Return all lines from the listing below in which the string "concernés" occurs.

════════════════

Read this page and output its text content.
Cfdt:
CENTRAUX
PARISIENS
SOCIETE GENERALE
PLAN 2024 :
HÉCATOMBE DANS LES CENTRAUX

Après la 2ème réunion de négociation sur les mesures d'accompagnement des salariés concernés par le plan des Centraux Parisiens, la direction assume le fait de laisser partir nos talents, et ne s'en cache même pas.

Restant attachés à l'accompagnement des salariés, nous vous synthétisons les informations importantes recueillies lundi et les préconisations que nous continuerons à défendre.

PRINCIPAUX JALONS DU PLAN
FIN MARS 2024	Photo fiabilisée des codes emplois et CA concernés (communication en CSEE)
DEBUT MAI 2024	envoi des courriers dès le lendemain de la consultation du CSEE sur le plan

════════════════

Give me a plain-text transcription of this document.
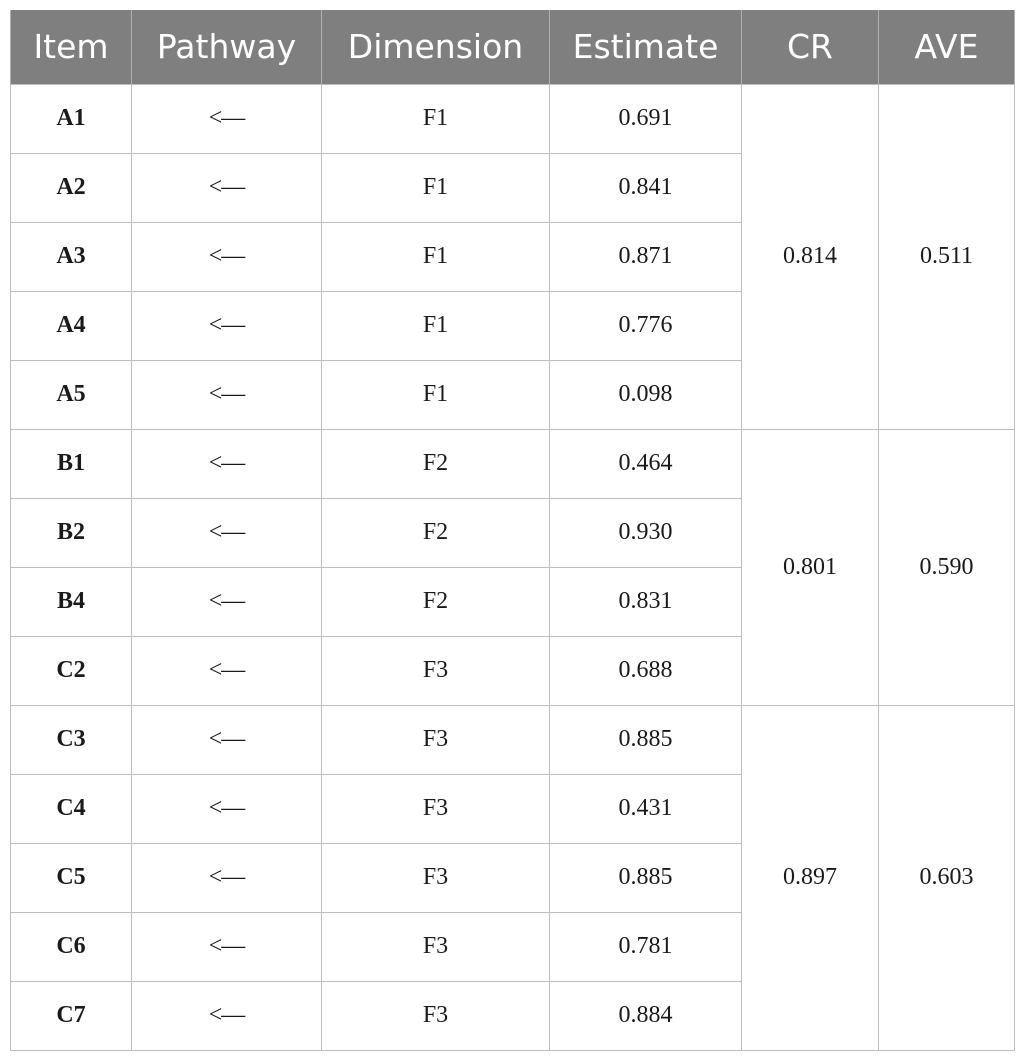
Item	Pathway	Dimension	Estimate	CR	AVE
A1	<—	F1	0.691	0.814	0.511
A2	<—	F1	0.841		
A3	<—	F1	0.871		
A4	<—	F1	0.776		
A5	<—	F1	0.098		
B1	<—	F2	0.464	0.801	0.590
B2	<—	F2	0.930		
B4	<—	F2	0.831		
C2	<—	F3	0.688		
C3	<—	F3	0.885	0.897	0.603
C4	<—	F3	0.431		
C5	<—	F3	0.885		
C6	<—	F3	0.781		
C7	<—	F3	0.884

════════════════

### Full solution
Après la 2ème réunion de négociation sur les mesures d'accompagnement des salariés concernés par le plan des Centraux Parisiens, la direction assume le fait de laisser partir nos talents, et ne s'en cache même pas.
FIN MARS 2024	Photo fiabilisée des codes emplois et CA concernés (communication en CSEE)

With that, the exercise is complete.